(Chart and figure data)
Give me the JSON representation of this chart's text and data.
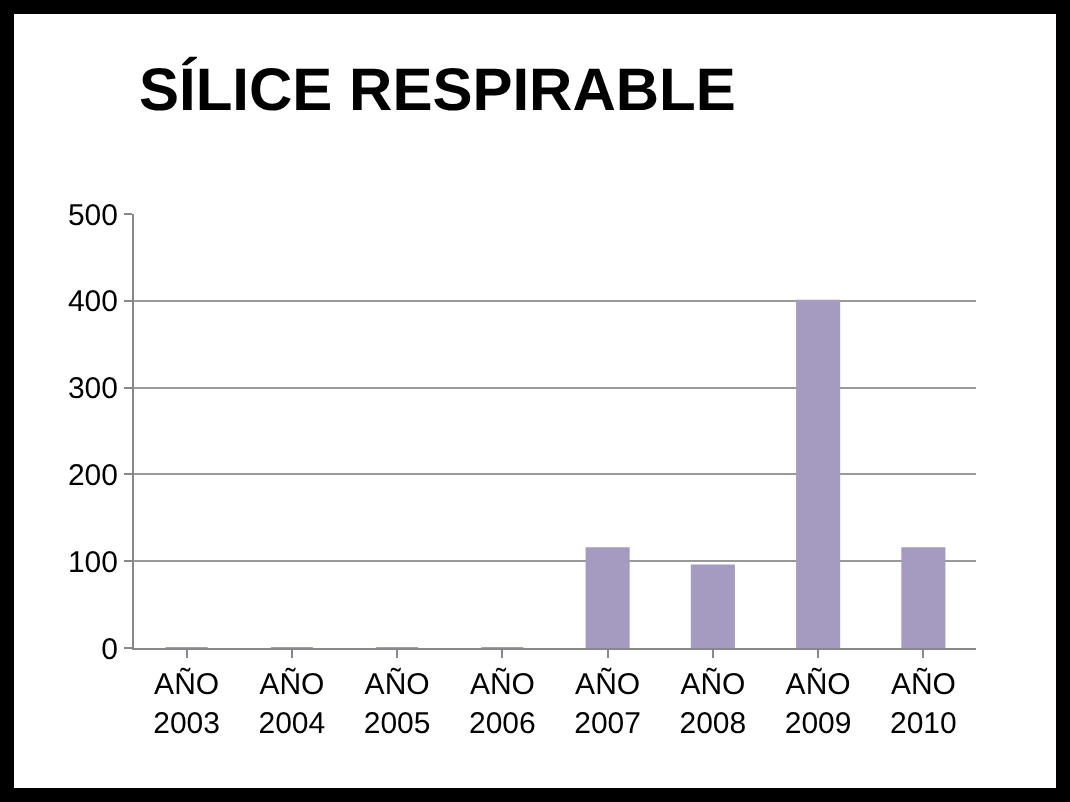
{
  "chart_data": {
    "type": "bar",
    "title": "SÍLICE RESPIRABLE",
    "categories": [
      "AÑO 2003",
      "AÑO 2004",
      "AÑO 2005",
      "AÑO 2006",
      "AÑO 2007",
      "AÑO 2008",
      "AÑO 2009",
      "AÑO 2010"
    ],
    "values": [
      0,
      0,
      0,
      0,
      115,
      95,
      400,
      115
    ],
    "color": "#a59bc0",
    "ylim": [
      0,
      500
    ],
    "yticks": [
      0,
      100,
      200,
      300,
      400,
      500
    ],
    "grid": "y",
    "legend": false
  }
}
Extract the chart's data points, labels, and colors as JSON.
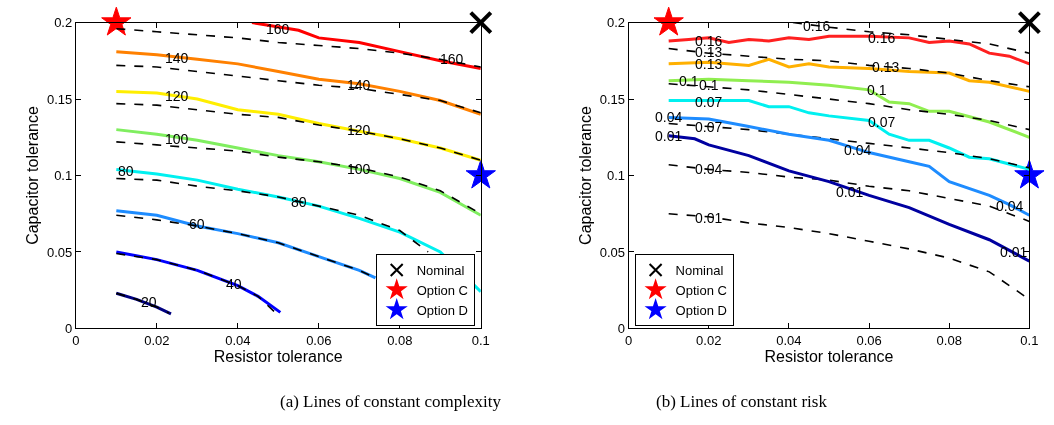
{
  "chart_data": [
    {
      "type": "line",
      "title": "(a) Lines of constant complexity",
      "xlabel": "Resistor tolerance",
      "ylabel": "Capacitor tolerance",
      "xlim": [
        0,
        0.1
      ],
      "ylim": [
        0,
        0.2
      ],
      "xticks": [
        0,
        0.02,
        0.04,
        0.06,
        0.08,
        0.1
      ],
      "yticks": [
        0,
        0.05,
        0.1,
        0.15,
        0.2
      ],
      "legend": "bottom right",
      "series": [
        {
          "color": "#ff0000",
          "line_style": "solid",
          "x": [
            0.0435,
            0.055,
            0.06,
            0.07,
            0.08,
            0.09,
            0.1
          ],
          "values": [
            0.2,
            0.195,
            0.19,
            0.187,
            0.181,
            0.175,
            0.17
          ]
        },
        {
          "color": "#000000",
          "line_style": "dashed",
          "x": [
            0.01,
            0.02,
            0.03,
            0.04,
            0.05,
            0.06,
            0.07,
            0.08,
            0.09,
            0.1
          ],
          "values": [
            0.196,
            0.194,
            0.192,
            0.19,
            0.187,
            0.185,
            0.183,
            0.18,
            0.176,
            0.171
          ]
        },
        {
          "color": "#ff8000",
          "line_style": "solid",
          "x": [
            0.01,
            0.02,
            0.03,
            0.04,
            0.05,
            0.06,
            0.07,
            0.08,
            0.09,
            0.1
          ],
          "values": [
            0.181,
            0.179,
            0.176,
            0.173,
            0.168,
            0.163,
            0.16,
            0.155,
            0.149,
            0.14
          ]
        },
        {
          "color": "#000000",
          "line_style": "dashed",
          "x": [
            0.01,
            0.02,
            0.03,
            0.04,
            0.05,
            0.06,
            0.07,
            0.08,
            0.09,
            0.1
          ],
          "values": [
            0.172,
            0.171,
            0.168,
            0.165,
            0.162,
            0.159,
            0.157,
            0.153,
            0.149,
            0.141
          ]
        },
        {
          "color": "#ffee00",
          "line_style": "solid",
          "x": [
            0.01,
            0.02,
            0.03,
            0.04,
            0.05,
            0.06,
            0.07,
            0.08,
            0.09,
            0.1
          ],
          "values": [
            0.155,
            0.154,
            0.15,
            0.143,
            0.14,
            0.134,
            0.129,
            0.124,
            0.118,
            0.11
          ]
        },
        {
          "color": "#000000",
          "line_style": "dashed",
          "x": [
            0.01,
            0.02,
            0.03,
            0.04,
            0.05,
            0.06,
            0.07,
            0.08,
            0.09,
            0.1
          ],
          "values": [
            0.147,
            0.146,
            0.143,
            0.14,
            0.138,
            0.133,
            0.129,
            0.124,
            0.118,
            0.11
          ]
        },
        {
          "color": "#80ee60",
          "line_style": "solid",
          "x": [
            0.01,
            0.02,
            0.03,
            0.04,
            0.05,
            0.06,
            0.07,
            0.08,
            0.09,
            0.1
          ],
          "values": [
            0.13,
            0.127,
            0.123,
            0.118,
            0.113,
            0.109,
            0.104,
            0.098,
            0.089,
            0.074
          ]
        },
        {
          "color": "#000000",
          "line_style": "dashed",
          "x": [
            0.01,
            0.02,
            0.03,
            0.04,
            0.05,
            0.06,
            0.07,
            0.08,
            0.09,
            0.1
          ],
          "values": [
            0.122,
            0.12,
            0.118,
            0.116,
            0.112,
            0.109,
            0.105,
            0.099,
            0.09,
            0.075
          ]
        },
        {
          "color": "#00f0f0",
          "line_style": "solid",
          "x": [
            0.01,
            0.02,
            0.03,
            0.04,
            0.05,
            0.06,
            0.07,
            0.08,
            0.09,
            0.1
          ],
          "values": [
            0.104,
            0.101,
            0.097,
            0.091,
            0.086,
            0.08,
            0.072,
            0.063,
            0.05,
            0.024
          ]
        },
        {
          "color": "#000000",
          "line_style": "dashed",
          "x": [
            0.01,
            0.02,
            0.03,
            0.04,
            0.05,
            0.06,
            0.07,
            0.08,
            0.087
          ],
          "values": [
            0.098,
            0.097,
            0.093,
            0.09,
            0.086,
            0.08,
            0.074,
            0.064,
            0.05
          ]
        },
        {
          "color": "#1e8cff",
          "line_style": "solid",
          "x": [
            0.01,
            0.02,
            0.03,
            0.04,
            0.05,
            0.06,
            0.07,
            0.074
          ],
          "values": [
            0.077,
            0.074,
            0.067,
            0.062,
            0.056,
            0.047,
            0.038,
            0.033
          ]
        },
        {
          "color": "#000000",
          "line_style": "dashed",
          "x": [
            0.01,
            0.02,
            0.03,
            0.04,
            0.05,
            0.06,
            0.07,
            0.074
          ],
          "values": [
            0.074,
            0.071,
            0.067,
            0.062,
            0.056,
            0.047,
            0.038,
            0.033
          ]
        },
        {
          "color": "#0000ff",
          "line_style": "solid",
          "x": [
            0.01,
            0.02,
            0.03,
            0.04,
            0.045,
            0.0505
          ],
          "values": [
            0.05,
            0.045,
            0.038,
            0.028,
            0.021,
            0.0105
          ]
        },
        {
          "color": "#000000",
          "line_style": "dashed",
          "x": [
            0.01,
            0.02,
            0.03,
            0.04,
            0.045,
            0.049
          ],
          "values": [
            0.049,
            0.045,
            0.038,
            0.028,
            0.021,
            0.011
          ]
        },
        {
          "color": "#000080",
          "line_style": "solid",
          "x": [
            0.01,
            0.015,
            0.02,
            0.0235
          ],
          "values": [
            0.023,
            0.019,
            0.014,
            0.0095
          ]
        },
        {
          "color": "#000000",
          "line_style": "dashed",
          "x": [
            0.01,
            0.015,
            0.02,
            0.023
          ],
          "values": [
            0.023,
            0.019,
            0.014,
            0.01
          ]
        },
        {
          "type": "scatter",
          "name": "Nominal",
          "color": "#000000",
          "marker": "cross",
          "x": [
            0.1
          ],
          "values": [
            0.2
          ]
        },
        {
          "type": "scatter",
          "name": "Option C",
          "color": "#ff0000",
          "marker": "star",
          "x": [
            0.01
          ],
          "values": [
            0.2
          ]
        },
        {
          "type": "scatter",
          "name": "Option D",
          "color": "#0000ff",
          "marker": "star",
          "x": [
            0.1
          ],
          "values": [
            0.1
          ]
        }
      ],
      "annotations": [
        {
          "text": "160",
          "x": 0.05,
          "y": 0.196
        },
        {
          "text": "160",
          "x": 0.093,
          "y": 0.176
        },
        {
          "text": "140",
          "x": 0.025,
          "y": 0.177
        },
        {
          "text": "140",
          "x": 0.07,
          "y": 0.159
        },
        {
          "text": "120",
          "x": 0.025,
          "y": 0.152
        },
        {
          "text": "120",
          "x": 0.07,
          "y": 0.13
        },
        {
          "text": "100",
          "x": 0.025,
          "y": 0.124
        },
        {
          "text": "100",
          "x": 0.07,
          "y": 0.104
        },
        {
          "text": "80",
          "x": 0.0125,
          "y": 0.103
        },
        {
          "text": "80",
          "x": 0.055,
          "y": 0.083
        },
        {
          "text": "60",
          "x": 0.03,
          "y": 0.068
        },
        {
          "text": "40",
          "x": 0.039,
          "y": 0.029
        },
        {
          "text": "20",
          "x": 0.018,
          "y": 0.017
        }
      ]
    },
    {
      "type": "line",
      "title": "(b) Lines of constant risk",
      "xlabel": "Resistor tolerance",
      "ylabel": "Capacitor tolerance",
      "xlim": [
        0,
        0.1
      ],
      "ylim": [
        0,
        0.2
      ],
      "xticks": [
        0,
        0.02,
        0.04,
        0.06,
        0.08,
        0.1
      ],
      "yticks": [
        0,
        0.05,
        0.1,
        0.15,
        0.2
      ],
      "legend": "bottom left",
      "series": [
        {
          "color": "#ff2020",
          "line_style": "solid",
          "x": [
            0.01,
            0.015,
            0.02,
            0.025,
            0.03,
            0.035,
            0.04,
            0.045,
            0.05,
            0.06,
            0.07,
            0.075,
            0.08,
            0.085,
            0.09,
            0.095,
            0.1
          ],
          "values": [
            0.188,
            0.189,
            0.19,
            0.187,
            0.189,
            0.188,
            0.19,
            0.189,
            0.191,
            0.191,
            0.19,
            0.187,
            0.188,
            0.186,
            0.18,
            0.178,
            0.173
          ]
        },
        {
          "color": "#000000",
          "line_style": "dashed",
          "x": [
            0.041,
            0.05,
            0.06,
            0.07,
            0.08,
            0.09,
            0.1
          ],
          "values": [
            0.2,
            0.197,
            0.194,
            0.192,
            0.189,
            0.186,
            0.18
          ]
        },
        {
          "color": "#ffb000",
          "line_style": "solid",
          "x": [
            0.01,
            0.02,
            0.03,
            0.035,
            0.04,
            0.045,
            0.05,
            0.06,
            0.07,
            0.08,
            0.085,
            0.09,
            0.1
          ],
          "values": [
            0.173,
            0.174,
            0.172,
            0.176,
            0.171,
            0.173,
            0.171,
            0.17,
            0.168,
            0.167,
            0.162,
            0.161,
            0.155
          ]
        },
        {
          "color": "#000000",
          "line_style": "dashed",
          "x": [
            0.01,
            0.02,
            0.03,
            0.04,
            0.05,
            0.06,
            0.07,
            0.08,
            0.09,
            0.1
          ],
          "values": [
            0.183,
            0.18,
            0.178,
            0.176,
            0.175,
            0.172,
            0.17,
            0.167,
            0.162,
            0.158
          ]
        },
        {
          "color": "#90ee50",
          "line_style": "solid",
          "x": [
            0.01,
            0.02,
            0.03,
            0.04,
            0.05,
            0.06,
            0.065,
            0.07,
            0.075,
            0.08,
            0.09,
            0.1
          ],
          "values": [
            0.162,
            0.163,
            0.162,
            0.161,
            0.159,
            0.156,
            0.148,
            0.147,
            0.142,
            0.142,
            0.135,
            0.125
          ]
        },
        {
          "color": "#000000",
          "line_style": "dashed",
          "x": [
            0.01,
            0.02,
            0.03,
            0.04,
            0.05,
            0.06,
            0.07,
            0.08,
            0.09,
            0.1
          ],
          "values": [
            0.16,
            0.158,
            0.156,
            0.153,
            0.15,
            0.147,
            0.143,
            0.14,
            0.136,
            0.13
          ]
        },
        {
          "color": "#00f0f0",
          "line_style": "solid",
          "x": [
            0.01,
            0.02,
            0.03,
            0.035,
            0.04,
            0.045,
            0.05,
            0.06,
            0.065,
            0.07,
            0.075,
            0.08,
            0.085,
            0.09,
            0.1
          ],
          "values": [
            0.149,
            0.149,
            0.149,
            0.145,
            0.145,
            0.141,
            0.139,
            0.136,
            0.127,
            0.123,
            0.123,
            0.118,
            0.112,
            0.111,
            0.104
          ]
        },
        {
          "color": "#000000",
          "line_style": "dashed",
          "x": [
            0.01,
            0.02,
            0.03,
            0.04,
            0.05,
            0.06,
            0.07,
            0.08,
            0.09,
            0.1
          ],
          "values": [
            0.134,
            0.132,
            0.13,
            0.127,
            0.124,
            0.121,
            0.118,
            0.115,
            0.111,
            0.105
          ]
        },
        {
          "color": "#1e8cff",
          "line_style": "solid",
          "x": [
            0.01,
            0.02,
            0.03,
            0.04,
            0.05,
            0.06,
            0.07,
            0.075,
            0.08,
            0.09,
            0.095,
            0.1
          ],
          "values": [
            0.138,
            0.137,
            0.132,
            0.127,
            0.123,
            0.115,
            0.109,
            0.106,
            0.096,
            0.087,
            0.081,
            0.074
          ]
        },
        {
          "color": "#000000",
          "line_style": "dashed",
          "x": [
            0.01,
            0.02,
            0.03,
            0.04,
            0.05,
            0.06,
            0.07,
            0.08,
            0.09,
            0.1
          ],
          "values": [
            0.107,
            0.104,
            0.102,
            0.099,
            0.097,
            0.093,
            0.09,
            0.085,
            0.08,
            0.07
          ]
        },
        {
          "color": "#0000a0",
          "line_style": "solid",
          "x": [
            0.01,
            0.0165,
            0.02,
            0.03,
            0.04,
            0.05,
            0.06,
            0.07,
            0.08,
            0.09,
            0.1
          ],
          "values": [
            0.126,
            0.124,
            0.12,
            0.113,
            0.103,
            0.096,
            0.087,
            0.079,
            0.068,
            0.058,
            0.044
          ]
        },
        {
          "color": "#000000",
          "line_style": "dashed",
          "x": [
            0.01,
            0.02,
            0.03,
            0.04,
            0.05,
            0.06,
            0.07,
            0.08,
            0.09,
            0.1
          ],
          "values": [
            0.075,
            0.073,
            0.069,
            0.066,
            0.062,
            0.057,
            0.052,
            0.046,
            0.037,
            0.019
          ]
        },
        {
          "type": "scatter",
          "name": "Nominal",
          "color": "#000000",
          "marker": "cross",
          "x": [
            0.1
          ],
          "values": [
            0.2
          ]
        },
        {
          "type": "scatter",
          "name": "Option C",
          "color": "#ff0000",
          "marker": "star",
          "x": [
            0.01
          ],
          "values": [
            0.2
          ]
        },
        {
          "type": "scatter",
          "name": "Option D",
          "color": "#0000ff",
          "marker": "star",
          "x": [
            0.1
          ],
          "values": [
            0.1
          ]
        }
      ],
      "annotations": [
        {
          "text": "0.16",
          "x": 0.047,
          "y": 0.198
        },
        {
          "text": "0.16",
          "x": 0.02,
          "y": 0.188
        },
        {
          "text": "0.16",
          "x": 0.063,
          "y": 0.19
        },
        {
          "text": "0.13",
          "x": 0.02,
          "y": 0.181
        },
        {
          "text": "0.13",
          "x": 0.02,
          "y": 0.173
        },
        {
          "text": "0.13",
          "x": 0.064,
          "y": 0.171
        },
        {
          "text": "0.1",
          "x": 0.015,
          "y": 0.162
        },
        {
          "text": "0.1",
          "x": 0.02,
          "y": 0.159
        },
        {
          "text": "0.1",
          "x": 0.062,
          "y": 0.156
        },
        {
          "text": "0.07",
          "x": 0.02,
          "y": 0.148
        },
        {
          "text": "0.07",
          "x": 0.02,
          "y": 0.132
        },
        {
          "text": "0.07",
          "x": 0.063,
          "y": 0.135
        },
        {
          "text": "0.04",
          "x": 0.01,
          "y": 0.138
        },
        {
          "text": "0.04",
          "x": 0.057,
          "y": 0.117
        },
        {
          "text": "0.04",
          "x": 0.095,
          "y": 0.08
        },
        {
          "text": "0.04",
          "x": 0.02,
          "y": 0.104
        },
        {
          "text": "0.01",
          "x": 0.01,
          "y": 0.126
        },
        {
          "text": "0.01",
          "x": 0.055,
          "y": 0.089
        },
        {
          "text": "0.01",
          "x": 0.096,
          "y": 0.05
        },
        {
          "text": "0.01",
          "x": 0.02,
          "y": 0.072
        }
      ]
    }
  ]
}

**REQUIRED TASK:** Gather each line from the listing above that holds "bottom".

**RESULT OF THIS EXERCISE:**
      "legend": "bottom right",
      "legend": "bottom left",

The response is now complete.